Exercise objective:
Answer these from the forum thread on level scaling, one line each:
(a) What does Keaton say there should be for beating the game, and what shouldn't happen with it?
(b) Which game does Burzmali name when describing getting over-leveled in the first few chapters?
(c) Which game does krellen say aims to allow multiple paths of success?

Quoted text:
^^^^^^^^

Keaton wrote:Everybody should at least agree that every game worth its money should provide challenging gameplay throughout.So when your characters are low level there should be enemies that match that level. Same for high level partys.
Keaton wrote:There should be an ideal order to beat the game, but it shouldn't be forced upon the player.
Burzmali wrote:...but in an open world RPG where you can go back and complete missions that you should have done at level 5 but miss until you are level 20, let the developers tweak the difficulty a bit so the missions aren't just a choir to complete.
Sub-Human wrote:Burzmali wrote:...but in an open world RPG where you can go back and complete missions that you should have done at level 5 but miss until you are level 20, let the developers tweak the difficulty a bit so the missions aren't just a choir to complete.
No, thanks. To me that's just another type of annoying level scaling.
Burzmali wrote:Every play Baldur's Gate 2? Ever get over-leveled in the first few chapters and render the rest of the game's combat, save for the final encounters, about as interesting as watching a steamroller flatten mice? That's what level scaling is designed to combat.
krellen wrote:Burzmali wrote:Every play Baldur's Gate 2? Ever get over-leveled in the first few chapters and render the rest of the game's combat, save for the final encounters, about as interesting as watching a steamroller flatten mice? That's what level scaling is designed to combat.
But that's exactly why I over-levelled. It's designers trying to limit the game to one single right way to play, which is contrary to the design goals for Wasteland, which aims to allow multiple paths of success.

^^^^^^^^

Dataset content:

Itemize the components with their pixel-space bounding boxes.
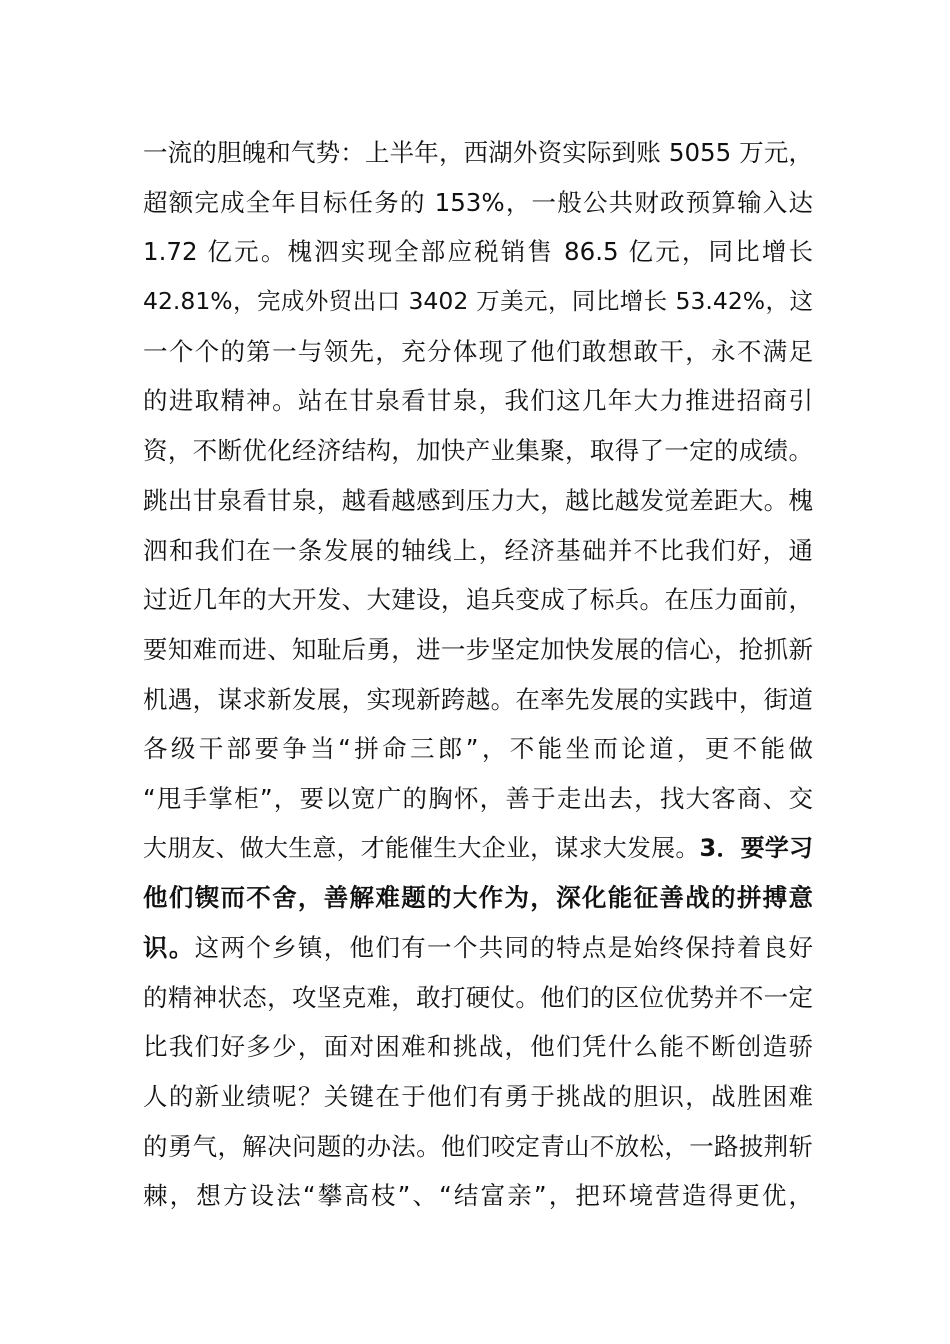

^^^^^^^^

Written solution:
(a) An ideal order to beat the game, which shouldn't be forced on the player.
(b) Baldur's Gate 2.
(c) Wasteland.